**EXERCISE MATERIALS:**
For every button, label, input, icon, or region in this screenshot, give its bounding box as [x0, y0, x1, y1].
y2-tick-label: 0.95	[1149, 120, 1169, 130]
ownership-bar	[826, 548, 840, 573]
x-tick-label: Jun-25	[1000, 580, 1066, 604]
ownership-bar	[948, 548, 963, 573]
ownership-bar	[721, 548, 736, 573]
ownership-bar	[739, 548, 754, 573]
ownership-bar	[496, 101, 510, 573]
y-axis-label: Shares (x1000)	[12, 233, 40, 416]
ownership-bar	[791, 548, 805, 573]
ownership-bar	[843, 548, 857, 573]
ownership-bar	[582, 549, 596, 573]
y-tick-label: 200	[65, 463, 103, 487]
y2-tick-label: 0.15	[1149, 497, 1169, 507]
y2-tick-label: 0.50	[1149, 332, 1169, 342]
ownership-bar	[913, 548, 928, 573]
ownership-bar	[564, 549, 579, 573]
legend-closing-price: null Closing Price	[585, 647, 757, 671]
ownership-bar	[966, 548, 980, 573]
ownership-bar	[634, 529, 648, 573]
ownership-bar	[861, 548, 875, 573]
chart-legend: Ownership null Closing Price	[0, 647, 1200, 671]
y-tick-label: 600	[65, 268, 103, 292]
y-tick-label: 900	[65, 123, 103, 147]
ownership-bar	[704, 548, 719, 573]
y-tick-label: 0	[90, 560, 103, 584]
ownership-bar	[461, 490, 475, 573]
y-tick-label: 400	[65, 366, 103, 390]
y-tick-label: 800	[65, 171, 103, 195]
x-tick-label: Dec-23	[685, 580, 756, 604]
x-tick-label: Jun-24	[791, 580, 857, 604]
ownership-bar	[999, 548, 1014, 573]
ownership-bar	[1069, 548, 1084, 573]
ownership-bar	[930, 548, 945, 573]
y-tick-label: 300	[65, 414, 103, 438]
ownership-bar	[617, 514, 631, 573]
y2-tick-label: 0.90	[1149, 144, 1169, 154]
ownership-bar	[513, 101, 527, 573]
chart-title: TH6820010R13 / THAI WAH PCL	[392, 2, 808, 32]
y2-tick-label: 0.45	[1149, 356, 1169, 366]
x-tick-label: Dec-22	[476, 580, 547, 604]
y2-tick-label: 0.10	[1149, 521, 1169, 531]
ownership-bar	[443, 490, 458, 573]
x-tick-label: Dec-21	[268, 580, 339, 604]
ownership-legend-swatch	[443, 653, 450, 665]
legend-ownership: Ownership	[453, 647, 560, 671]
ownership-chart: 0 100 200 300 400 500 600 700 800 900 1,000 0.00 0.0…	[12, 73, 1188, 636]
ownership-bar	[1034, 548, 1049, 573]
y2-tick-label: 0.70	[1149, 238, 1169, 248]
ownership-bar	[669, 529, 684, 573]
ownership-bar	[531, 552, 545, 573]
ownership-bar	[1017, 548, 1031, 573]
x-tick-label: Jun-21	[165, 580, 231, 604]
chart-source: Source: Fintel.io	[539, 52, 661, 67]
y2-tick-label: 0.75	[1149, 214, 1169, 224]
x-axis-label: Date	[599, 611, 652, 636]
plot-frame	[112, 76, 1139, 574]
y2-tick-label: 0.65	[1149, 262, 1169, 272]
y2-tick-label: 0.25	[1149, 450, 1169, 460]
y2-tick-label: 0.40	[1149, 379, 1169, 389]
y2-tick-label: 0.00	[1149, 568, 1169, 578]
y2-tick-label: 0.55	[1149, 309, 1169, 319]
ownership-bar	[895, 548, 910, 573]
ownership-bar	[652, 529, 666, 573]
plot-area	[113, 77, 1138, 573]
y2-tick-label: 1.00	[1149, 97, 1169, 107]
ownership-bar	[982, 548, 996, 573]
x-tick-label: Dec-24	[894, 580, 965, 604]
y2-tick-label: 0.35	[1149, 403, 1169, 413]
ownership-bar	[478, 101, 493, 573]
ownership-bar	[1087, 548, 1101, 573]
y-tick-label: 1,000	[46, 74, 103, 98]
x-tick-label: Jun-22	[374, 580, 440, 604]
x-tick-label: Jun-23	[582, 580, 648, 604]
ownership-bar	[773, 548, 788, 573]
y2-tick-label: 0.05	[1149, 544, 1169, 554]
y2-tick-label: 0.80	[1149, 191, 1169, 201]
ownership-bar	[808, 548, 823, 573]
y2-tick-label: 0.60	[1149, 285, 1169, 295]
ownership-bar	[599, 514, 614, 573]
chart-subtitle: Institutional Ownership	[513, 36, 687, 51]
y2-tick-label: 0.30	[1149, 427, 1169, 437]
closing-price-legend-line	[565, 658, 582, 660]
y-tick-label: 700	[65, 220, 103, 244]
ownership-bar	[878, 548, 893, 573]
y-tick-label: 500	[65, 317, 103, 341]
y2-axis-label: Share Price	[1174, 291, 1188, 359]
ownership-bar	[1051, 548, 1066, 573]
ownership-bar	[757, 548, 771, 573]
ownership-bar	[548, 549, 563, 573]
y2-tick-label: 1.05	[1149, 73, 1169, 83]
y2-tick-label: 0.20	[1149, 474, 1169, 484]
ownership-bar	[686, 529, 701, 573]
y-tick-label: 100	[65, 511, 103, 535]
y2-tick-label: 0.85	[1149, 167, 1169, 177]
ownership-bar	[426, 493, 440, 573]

**DIRECTIONS FOR THIS TASK:** Print all of the data above again, line for line and unchanged.

**THE SOLUTION:**
For every button, label, input, icon, or region in this screenshot, give its bounding box as [x0, y0, x1, y1].
y2-tick-label: 0.95	[1149, 120, 1169, 130]
ownership-bar	[826, 548, 840, 573]
x-tick-label: Jun-25	[1000, 580, 1066, 604]
ownership-bar	[948, 548, 963, 573]
ownership-bar	[721, 548, 736, 573]
ownership-bar	[739, 548, 754, 573]
ownership-bar	[496, 101, 510, 573]
y-axis-label: Shares (x1000)	[12, 233, 40, 416]
ownership-bar	[791, 548, 805, 573]
ownership-bar	[843, 548, 857, 573]
ownership-bar	[582, 549, 596, 573]
y-tick-label: 200	[65, 463, 103, 487]
y2-tick-label: 0.15	[1149, 497, 1169, 507]
y2-tick-label: 0.50	[1149, 332, 1169, 342]
ownership-bar	[913, 548, 928, 573]
ownership-bar	[564, 549, 579, 573]
legend-closing-price: null Closing Price	[585, 647, 757, 671]
ownership-bar	[966, 548, 980, 573]
ownership-bar	[634, 529, 648, 573]
ownership-bar	[861, 548, 875, 573]
chart-legend: Ownership null Closing Price	[0, 647, 1200, 671]
y-tick-label: 600	[65, 268, 103, 292]
y-tick-label: 900	[65, 123, 103, 147]
ownership-bar	[704, 548, 719, 573]
y-tick-label: 0	[90, 560, 103, 584]
ownership-bar	[461, 490, 475, 573]
y-tick-label: 400	[65, 366, 103, 390]
y-tick-label: 800	[65, 171, 103, 195]
x-tick-label: Dec-23	[685, 580, 756, 604]
x-tick-label: Jun-24	[791, 580, 857, 604]
ownership-bar	[999, 548, 1014, 573]
ownership-bar	[1069, 548, 1084, 573]
ownership-bar	[930, 548, 945, 573]
y-tick-label: 300	[65, 414, 103, 438]
ownership-bar	[617, 514, 631, 573]
y2-tick-label: 0.90	[1149, 144, 1169, 154]
ownership-bar	[513, 101, 527, 573]
chart-title: TH6820010R13 / THAI WAH PCL	[392, 2, 808, 32]
y2-tick-label: 0.45	[1149, 356, 1169, 366]
x-tick-label: Dec-22	[476, 580, 547, 604]
y2-tick-label: 0.10	[1149, 521, 1169, 531]
ownership-bar	[443, 490, 458, 573]
x-tick-label: Dec-21	[268, 580, 339, 604]
ownership-legend-swatch	[443, 653, 450, 665]
legend-ownership: Ownership	[453, 647, 560, 671]
ownership-chart: 0 100 200 300 400 500 600 700 800 900 1,000 0.00 0.0…	[12, 73, 1188, 636]
ownership-bar	[1034, 548, 1049, 573]
y2-tick-label: 0.70	[1149, 238, 1169, 248]
ownership-bar	[669, 529, 684, 573]
ownership-bar	[531, 552, 545, 573]
ownership-bar	[1017, 548, 1031, 573]
x-tick-label: Jun-21	[165, 580, 231, 604]
chart-source: Source: Fintel.io	[539, 52, 661, 67]
y2-tick-label: 0.75	[1149, 214, 1169, 224]
x-axis-label: Date	[599, 611, 652, 636]
plot-frame	[112, 76, 1139, 574]
y2-tick-label: 0.65	[1149, 262, 1169, 272]
y2-tick-label: 0.25	[1149, 450, 1169, 460]
y2-tick-label: 0.40	[1149, 379, 1169, 389]
y2-tick-label: 0.00	[1149, 568, 1169, 578]
y2-tick-label: 0.55	[1149, 309, 1169, 319]
ownership-bar	[895, 548, 910, 573]
ownership-bar	[652, 529, 666, 573]
plot-area	[113, 77, 1138, 573]
y2-tick-label: 1.00	[1149, 97, 1169, 107]
ownership-bar	[982, 548, 996, 573]
x-tick-label: Dec-24	[894, 580, 965, 604]
y2-tick-label: 0.35	[1149, 403, 1169, 413]
ownership-bar	[478, 101, 493, 573]
ownership-bar	[1087, 548, 1101, 573]
y-tick-label: 1,000	[46, 74, 103, 98]
x-tick-label: Jun-22	[374, 580, 440, 604]
x-tick-label: Jun-23	[582, 580, 648, 604]
ownership-bar	[773, 548, 788, 573]
y2-tick-label: 0.05	[1149, 544, 1169, 554]
y2-tick-label: 0.80	[1149, 191, 1169, 201]
ownership-bar	[808, 548, 823, 573]
y2-tick-label: 0.60	[1149, 285, 1169, 295]
ownership-bar	[599, 514, 614, 573]
chart-subtitle: Institutional Ownership	[513, 36, 687, 51]
y2-tick-label: 0.30	[1149, 427, 1169, 437]
closing-price-legend-line	[565, 658, 582, 660]
y-tick-label: 700	[65, 220, 103, 244]
ownership-bar	[878, 548, 893, 573]
y-tick-label: 500	[65, 317, 103, 341]
y2-axis-label: Share Price	[1174, 291, 1188, 359]
ownership-bar	[1051, 548, 1066, 573]
ownership-bar	[757, 548, 771, 573]
ownership-bar	[548, 549, 563, 573]
y2-tick-label: 1.05	[1149, 73, 1169, 83]
y2-tick-label: 0.20	[1149, 474, 1169, 484]
ownership-bar	[686, 529, 701, 573]
y-tick-label: 100	[65, 511, 103, 535]
y2-tick-label: 0.85	[1149, 167, 1169, 177]
ownership-bar	[426, 493, 440, 573]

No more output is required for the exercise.